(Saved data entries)

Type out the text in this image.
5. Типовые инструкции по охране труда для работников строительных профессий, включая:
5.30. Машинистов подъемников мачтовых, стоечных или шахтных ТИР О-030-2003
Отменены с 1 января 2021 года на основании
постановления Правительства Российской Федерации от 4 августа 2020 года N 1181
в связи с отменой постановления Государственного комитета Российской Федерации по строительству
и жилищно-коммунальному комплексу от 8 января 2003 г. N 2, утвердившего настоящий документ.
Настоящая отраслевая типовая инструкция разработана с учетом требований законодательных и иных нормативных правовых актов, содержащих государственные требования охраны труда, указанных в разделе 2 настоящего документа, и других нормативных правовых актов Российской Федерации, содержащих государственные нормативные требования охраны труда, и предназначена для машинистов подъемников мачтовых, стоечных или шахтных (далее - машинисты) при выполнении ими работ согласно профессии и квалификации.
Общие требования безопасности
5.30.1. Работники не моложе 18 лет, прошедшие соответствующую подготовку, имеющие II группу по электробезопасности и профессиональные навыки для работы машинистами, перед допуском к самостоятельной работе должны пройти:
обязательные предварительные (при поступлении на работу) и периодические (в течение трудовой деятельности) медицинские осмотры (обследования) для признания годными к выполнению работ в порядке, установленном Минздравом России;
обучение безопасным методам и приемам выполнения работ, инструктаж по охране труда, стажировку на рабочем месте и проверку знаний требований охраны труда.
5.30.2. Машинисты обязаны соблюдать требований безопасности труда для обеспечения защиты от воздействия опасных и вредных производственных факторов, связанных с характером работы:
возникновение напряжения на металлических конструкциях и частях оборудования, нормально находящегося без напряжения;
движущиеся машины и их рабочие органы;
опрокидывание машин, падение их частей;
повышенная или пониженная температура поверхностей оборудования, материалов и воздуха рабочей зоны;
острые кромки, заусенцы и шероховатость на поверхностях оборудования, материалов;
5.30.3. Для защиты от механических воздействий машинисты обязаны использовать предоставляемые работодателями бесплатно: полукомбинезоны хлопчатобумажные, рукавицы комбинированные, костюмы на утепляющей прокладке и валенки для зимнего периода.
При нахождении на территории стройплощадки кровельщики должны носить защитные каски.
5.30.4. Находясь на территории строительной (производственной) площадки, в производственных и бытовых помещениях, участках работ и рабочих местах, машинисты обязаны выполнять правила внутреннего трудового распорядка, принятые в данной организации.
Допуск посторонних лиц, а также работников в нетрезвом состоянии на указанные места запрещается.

What to do: Looking at the material above, count the lines that hold "постановления" and give the total alone.

Exercise solution: 2